Are you able to retype all the records below exactly?

(A block of data)
• • • • • • •

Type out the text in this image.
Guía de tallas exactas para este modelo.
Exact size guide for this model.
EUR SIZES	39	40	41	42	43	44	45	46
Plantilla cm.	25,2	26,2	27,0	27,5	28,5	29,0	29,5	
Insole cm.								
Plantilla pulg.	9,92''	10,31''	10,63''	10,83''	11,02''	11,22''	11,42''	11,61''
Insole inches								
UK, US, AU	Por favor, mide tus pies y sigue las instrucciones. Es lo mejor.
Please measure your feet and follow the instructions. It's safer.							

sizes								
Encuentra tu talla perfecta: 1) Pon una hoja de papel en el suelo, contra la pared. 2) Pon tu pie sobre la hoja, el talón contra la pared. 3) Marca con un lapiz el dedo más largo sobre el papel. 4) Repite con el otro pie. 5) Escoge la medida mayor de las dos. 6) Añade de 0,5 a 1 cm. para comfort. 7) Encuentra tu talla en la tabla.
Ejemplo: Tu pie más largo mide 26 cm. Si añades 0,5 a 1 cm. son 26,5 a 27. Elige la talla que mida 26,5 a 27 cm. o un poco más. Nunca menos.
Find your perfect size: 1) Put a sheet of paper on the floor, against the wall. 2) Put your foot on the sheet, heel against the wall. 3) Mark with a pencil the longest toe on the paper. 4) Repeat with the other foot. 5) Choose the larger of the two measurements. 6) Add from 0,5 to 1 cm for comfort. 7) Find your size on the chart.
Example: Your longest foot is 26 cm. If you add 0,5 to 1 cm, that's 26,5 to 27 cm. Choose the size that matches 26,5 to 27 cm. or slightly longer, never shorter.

• • • • • • •

• [Final result]
Type out the text in this image.
Guía de tallas exactas para este modelo.
Exact size guide for this model.
EUR SIZES	39	40	41	42	43	44	45	46
Plantilla cm.	25,2	26,2	27,0	27,5	28,5	29,0	29,5	
Insole cm.								
Plantilla pulg.	9,92''	10,31''	10,63''	10,83''	11,02''	11,22''	11,42''	11,61''
Insole inches								
UK, US, AU	Por favor, mide tus pies y sigue las instrucciones. Es lo mejor.
Please measure your feet and follow the instructions. It's safer.							

sizes								
Encuentra tu talla perfecta: 1) Pon una hoja de papel en el suelo, contra la pared. 2) Pon tu pie sobre la hoja, el talón contra la pared. 3) Marca con un lapiz el dedo más largo sobre el papel. 4) Repite con el otro pie. 5) Escoge la medida mayor de las dos. 6) Añade de 0,5 a 1 cm. para comfort. 7) Encuentra tu talla en la tabla.
Ejemplo: Tu pie más largo mide 26 cm. Si añades 0,5 a 1 cm. son 26,5 a 27. Elige la talla que mida 26,5 a 27 cm. o un poco más. Nunca menos.
Find your perfect size: 1) Put a sheet of paper on the floor, against the wall. 2) Put your foot on the sheet, heel against the wall. 3) Mark with a pencil the longest toe on the paper. 4) Repeat with the other foot. 5) Choose the larger of the two measurements. 6) Add from 0,5 to 1 cm for comfort. 7) Find your size on the chart.
Example: Your longest foot is 26 cm. If you add 0,5 to 1 cm, that's 26,5 to 27 cm. Choose the size that matches 26,5 to 27 cm. or slightly longer, never shorter.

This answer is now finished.